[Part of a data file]
┌────────

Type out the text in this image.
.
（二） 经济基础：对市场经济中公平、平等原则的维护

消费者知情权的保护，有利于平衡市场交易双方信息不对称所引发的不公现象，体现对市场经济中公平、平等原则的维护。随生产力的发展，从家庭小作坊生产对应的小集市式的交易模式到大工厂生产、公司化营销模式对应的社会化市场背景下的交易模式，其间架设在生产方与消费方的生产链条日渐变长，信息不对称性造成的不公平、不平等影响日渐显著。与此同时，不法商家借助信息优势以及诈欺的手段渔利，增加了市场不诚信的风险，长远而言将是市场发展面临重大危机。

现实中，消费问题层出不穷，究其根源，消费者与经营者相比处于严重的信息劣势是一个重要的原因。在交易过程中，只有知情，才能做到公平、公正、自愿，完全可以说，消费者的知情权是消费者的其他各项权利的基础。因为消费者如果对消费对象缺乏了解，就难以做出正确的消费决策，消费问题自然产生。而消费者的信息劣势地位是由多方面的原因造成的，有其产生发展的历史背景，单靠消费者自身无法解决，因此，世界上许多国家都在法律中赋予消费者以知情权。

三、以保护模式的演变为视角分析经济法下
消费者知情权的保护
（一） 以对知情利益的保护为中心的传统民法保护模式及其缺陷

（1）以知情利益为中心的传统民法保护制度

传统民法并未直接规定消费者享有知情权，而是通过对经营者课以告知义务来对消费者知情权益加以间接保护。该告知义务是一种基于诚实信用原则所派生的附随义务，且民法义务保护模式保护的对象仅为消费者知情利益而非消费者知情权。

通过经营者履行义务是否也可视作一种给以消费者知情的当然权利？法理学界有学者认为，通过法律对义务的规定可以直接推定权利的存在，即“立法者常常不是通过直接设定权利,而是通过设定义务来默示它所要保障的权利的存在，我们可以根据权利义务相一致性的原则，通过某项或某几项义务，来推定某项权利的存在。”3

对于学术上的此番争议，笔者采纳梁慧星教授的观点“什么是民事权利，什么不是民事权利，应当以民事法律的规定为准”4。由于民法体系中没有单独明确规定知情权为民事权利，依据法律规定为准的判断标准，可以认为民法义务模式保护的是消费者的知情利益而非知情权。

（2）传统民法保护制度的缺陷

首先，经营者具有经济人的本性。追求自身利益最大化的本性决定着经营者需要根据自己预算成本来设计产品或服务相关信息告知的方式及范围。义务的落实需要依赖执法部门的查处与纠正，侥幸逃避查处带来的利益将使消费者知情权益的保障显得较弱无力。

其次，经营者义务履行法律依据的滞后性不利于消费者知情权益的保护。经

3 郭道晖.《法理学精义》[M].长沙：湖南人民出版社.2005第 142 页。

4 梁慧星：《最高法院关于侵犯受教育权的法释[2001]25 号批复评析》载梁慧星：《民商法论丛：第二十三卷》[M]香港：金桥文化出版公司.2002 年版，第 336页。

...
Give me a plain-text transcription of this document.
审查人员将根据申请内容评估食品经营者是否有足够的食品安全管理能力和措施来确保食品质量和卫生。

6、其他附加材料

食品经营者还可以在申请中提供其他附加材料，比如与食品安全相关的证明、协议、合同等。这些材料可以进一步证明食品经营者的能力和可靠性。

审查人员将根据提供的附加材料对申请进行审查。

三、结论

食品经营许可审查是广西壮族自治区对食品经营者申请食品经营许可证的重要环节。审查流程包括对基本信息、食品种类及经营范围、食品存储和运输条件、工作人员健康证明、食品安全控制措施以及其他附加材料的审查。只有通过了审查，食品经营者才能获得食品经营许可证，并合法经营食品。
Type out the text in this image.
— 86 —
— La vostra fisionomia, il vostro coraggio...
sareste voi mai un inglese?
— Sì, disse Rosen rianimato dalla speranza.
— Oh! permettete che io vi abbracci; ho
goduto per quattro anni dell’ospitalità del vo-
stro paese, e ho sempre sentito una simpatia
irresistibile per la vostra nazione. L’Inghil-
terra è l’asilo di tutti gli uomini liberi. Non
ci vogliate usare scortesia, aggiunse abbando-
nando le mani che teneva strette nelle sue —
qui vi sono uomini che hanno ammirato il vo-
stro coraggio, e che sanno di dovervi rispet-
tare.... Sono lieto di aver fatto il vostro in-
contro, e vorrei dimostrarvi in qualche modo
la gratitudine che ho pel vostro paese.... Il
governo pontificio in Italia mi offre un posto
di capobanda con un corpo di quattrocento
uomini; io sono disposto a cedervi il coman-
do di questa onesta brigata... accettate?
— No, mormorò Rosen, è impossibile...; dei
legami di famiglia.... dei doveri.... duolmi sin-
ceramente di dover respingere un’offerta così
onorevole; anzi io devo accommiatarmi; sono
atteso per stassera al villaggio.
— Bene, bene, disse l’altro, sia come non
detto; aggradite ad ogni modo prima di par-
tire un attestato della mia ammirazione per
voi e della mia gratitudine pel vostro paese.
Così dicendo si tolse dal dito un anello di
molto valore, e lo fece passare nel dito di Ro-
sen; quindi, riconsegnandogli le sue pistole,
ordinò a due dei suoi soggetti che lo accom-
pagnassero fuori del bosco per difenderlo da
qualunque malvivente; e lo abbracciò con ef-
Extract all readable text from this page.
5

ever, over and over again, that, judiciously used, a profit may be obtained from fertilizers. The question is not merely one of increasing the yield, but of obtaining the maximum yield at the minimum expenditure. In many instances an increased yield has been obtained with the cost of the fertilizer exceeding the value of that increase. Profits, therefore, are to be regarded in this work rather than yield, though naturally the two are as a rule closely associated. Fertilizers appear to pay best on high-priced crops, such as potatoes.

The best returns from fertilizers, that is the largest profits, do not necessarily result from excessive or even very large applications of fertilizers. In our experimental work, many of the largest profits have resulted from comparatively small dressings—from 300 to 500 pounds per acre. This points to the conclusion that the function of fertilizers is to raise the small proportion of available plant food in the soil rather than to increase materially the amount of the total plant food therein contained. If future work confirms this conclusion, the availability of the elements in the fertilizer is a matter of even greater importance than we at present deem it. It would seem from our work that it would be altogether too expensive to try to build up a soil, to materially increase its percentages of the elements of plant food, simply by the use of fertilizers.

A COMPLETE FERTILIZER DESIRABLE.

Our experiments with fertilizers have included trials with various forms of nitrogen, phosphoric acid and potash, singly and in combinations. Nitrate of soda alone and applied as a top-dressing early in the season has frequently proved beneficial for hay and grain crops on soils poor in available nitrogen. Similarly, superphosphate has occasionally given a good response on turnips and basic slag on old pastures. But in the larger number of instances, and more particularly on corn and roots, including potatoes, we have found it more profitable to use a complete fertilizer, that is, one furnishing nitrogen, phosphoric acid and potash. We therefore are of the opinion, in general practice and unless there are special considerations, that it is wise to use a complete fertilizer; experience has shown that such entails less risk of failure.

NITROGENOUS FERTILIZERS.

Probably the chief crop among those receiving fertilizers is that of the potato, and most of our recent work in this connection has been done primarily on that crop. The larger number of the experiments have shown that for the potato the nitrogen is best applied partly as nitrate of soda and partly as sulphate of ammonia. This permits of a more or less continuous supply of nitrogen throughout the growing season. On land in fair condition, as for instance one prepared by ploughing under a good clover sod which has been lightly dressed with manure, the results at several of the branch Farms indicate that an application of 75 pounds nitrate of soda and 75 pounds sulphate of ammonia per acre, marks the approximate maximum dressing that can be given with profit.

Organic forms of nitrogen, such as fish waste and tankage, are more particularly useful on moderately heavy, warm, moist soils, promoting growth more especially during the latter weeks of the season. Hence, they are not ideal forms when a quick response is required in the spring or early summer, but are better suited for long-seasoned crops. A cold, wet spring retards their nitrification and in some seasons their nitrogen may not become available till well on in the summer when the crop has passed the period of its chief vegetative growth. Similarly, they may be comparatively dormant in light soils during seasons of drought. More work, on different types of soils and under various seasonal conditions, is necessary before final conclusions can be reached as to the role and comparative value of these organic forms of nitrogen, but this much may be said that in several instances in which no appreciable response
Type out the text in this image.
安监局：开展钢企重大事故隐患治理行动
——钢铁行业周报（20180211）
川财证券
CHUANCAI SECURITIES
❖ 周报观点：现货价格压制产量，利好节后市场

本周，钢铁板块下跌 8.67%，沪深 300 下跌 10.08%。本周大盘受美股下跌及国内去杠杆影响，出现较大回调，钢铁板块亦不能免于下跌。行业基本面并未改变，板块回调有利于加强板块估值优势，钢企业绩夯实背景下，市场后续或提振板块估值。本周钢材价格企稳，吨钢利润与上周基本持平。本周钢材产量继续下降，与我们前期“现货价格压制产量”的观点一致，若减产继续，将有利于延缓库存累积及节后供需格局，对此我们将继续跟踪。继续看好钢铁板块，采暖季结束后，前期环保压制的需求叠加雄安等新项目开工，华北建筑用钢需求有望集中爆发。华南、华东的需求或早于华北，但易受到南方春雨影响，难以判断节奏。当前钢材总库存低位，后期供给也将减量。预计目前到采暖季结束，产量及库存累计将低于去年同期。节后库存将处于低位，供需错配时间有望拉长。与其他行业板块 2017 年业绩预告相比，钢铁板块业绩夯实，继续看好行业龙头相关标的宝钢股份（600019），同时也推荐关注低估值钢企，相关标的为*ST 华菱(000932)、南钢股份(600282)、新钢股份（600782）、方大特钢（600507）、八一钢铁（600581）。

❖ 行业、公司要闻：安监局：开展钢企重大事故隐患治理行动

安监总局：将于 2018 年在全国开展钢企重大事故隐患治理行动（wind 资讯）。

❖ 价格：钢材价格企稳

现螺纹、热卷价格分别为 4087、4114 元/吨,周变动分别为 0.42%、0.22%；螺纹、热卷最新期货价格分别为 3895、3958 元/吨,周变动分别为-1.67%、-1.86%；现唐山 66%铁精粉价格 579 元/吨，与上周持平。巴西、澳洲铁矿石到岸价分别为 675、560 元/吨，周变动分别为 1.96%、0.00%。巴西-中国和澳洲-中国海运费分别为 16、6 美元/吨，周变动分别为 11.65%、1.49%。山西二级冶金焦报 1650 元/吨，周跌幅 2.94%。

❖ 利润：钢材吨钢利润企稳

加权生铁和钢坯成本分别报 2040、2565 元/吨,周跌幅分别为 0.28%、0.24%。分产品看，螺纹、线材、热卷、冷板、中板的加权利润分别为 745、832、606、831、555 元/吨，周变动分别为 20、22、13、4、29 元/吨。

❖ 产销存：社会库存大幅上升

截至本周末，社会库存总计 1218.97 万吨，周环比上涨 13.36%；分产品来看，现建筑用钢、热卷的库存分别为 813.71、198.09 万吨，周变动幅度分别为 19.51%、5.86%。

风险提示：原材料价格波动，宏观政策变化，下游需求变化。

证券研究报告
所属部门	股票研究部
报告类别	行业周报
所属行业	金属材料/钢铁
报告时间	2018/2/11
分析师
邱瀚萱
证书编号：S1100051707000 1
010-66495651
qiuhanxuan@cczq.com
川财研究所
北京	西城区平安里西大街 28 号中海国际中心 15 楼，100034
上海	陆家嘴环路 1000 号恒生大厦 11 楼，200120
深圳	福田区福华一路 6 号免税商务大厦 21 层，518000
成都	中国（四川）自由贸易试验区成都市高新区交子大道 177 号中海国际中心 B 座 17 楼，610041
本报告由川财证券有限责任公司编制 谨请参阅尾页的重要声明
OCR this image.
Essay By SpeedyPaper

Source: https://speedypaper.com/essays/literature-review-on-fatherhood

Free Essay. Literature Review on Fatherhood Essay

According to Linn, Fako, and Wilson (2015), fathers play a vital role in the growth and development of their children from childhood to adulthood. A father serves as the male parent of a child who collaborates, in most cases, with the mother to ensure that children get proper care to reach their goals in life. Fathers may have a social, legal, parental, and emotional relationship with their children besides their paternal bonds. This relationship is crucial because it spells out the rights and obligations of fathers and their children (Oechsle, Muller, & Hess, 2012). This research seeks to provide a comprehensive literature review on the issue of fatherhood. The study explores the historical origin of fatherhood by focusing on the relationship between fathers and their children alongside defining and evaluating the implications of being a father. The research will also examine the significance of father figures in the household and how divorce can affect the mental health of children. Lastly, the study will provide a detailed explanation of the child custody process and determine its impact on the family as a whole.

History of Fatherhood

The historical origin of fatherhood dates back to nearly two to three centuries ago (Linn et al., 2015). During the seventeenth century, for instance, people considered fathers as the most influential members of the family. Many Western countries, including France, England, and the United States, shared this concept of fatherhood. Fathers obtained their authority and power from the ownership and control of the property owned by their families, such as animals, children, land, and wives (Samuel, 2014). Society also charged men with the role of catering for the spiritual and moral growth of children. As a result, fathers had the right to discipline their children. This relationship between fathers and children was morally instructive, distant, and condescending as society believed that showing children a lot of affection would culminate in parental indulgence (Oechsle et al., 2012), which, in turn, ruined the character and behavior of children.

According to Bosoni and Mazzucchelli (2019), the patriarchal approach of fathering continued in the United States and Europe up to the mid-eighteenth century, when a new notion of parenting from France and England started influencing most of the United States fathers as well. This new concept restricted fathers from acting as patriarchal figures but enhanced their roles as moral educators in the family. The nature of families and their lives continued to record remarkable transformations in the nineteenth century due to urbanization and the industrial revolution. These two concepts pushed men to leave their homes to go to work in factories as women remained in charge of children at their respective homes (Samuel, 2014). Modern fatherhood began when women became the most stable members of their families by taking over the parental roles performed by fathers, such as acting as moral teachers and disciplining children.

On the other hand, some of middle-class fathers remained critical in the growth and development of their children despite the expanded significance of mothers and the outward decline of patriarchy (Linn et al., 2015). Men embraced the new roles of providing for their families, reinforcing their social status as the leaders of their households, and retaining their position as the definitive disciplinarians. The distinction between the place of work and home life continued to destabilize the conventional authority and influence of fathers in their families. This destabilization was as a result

└────────

:: GIVEN EXERCISE ::
Copy each line from the data above that includes "increase".

:: SOLUTION TO THIS EXERCISE ::
ever, over and over again, that, judiciously used, a profit may be obtained from fertilizers. The question is not merely one of increasing the yield, but of obtaining the maximum yield at the minimum expenditure. In many instances an increased yield has been obtained with the cost of the fertilizer exceeding the value of that increase. Profits, therefore, are to be regarded in this work rather than yield, though naturally the two are as a rule closely associated. Fertilizers appear to pay best on high-priced crops, such as potatoes.
The best returns from fertilizers, that is the largest profits, do not necessarily result from excessive or even very large applications of fertilizers. In our experimental work, many of the largest profits have resulted from comparatively small dressings—from 300 to 500 pounds per acre. This points to the conclusion that the function of fertilizers is to raise the small proportion of available plant food in the soil rather than to increase materially the amount of the total plant food therein contained. If future work confirms this conclusion, the availability of the elements in the fertilizer is a matter of even greater importance than we at present deem it. It would seem from our work that it would be altogether too expensive to try to build up a soil, to materially increase its percentages of the elements of plant food, simply by the use of fertilizers.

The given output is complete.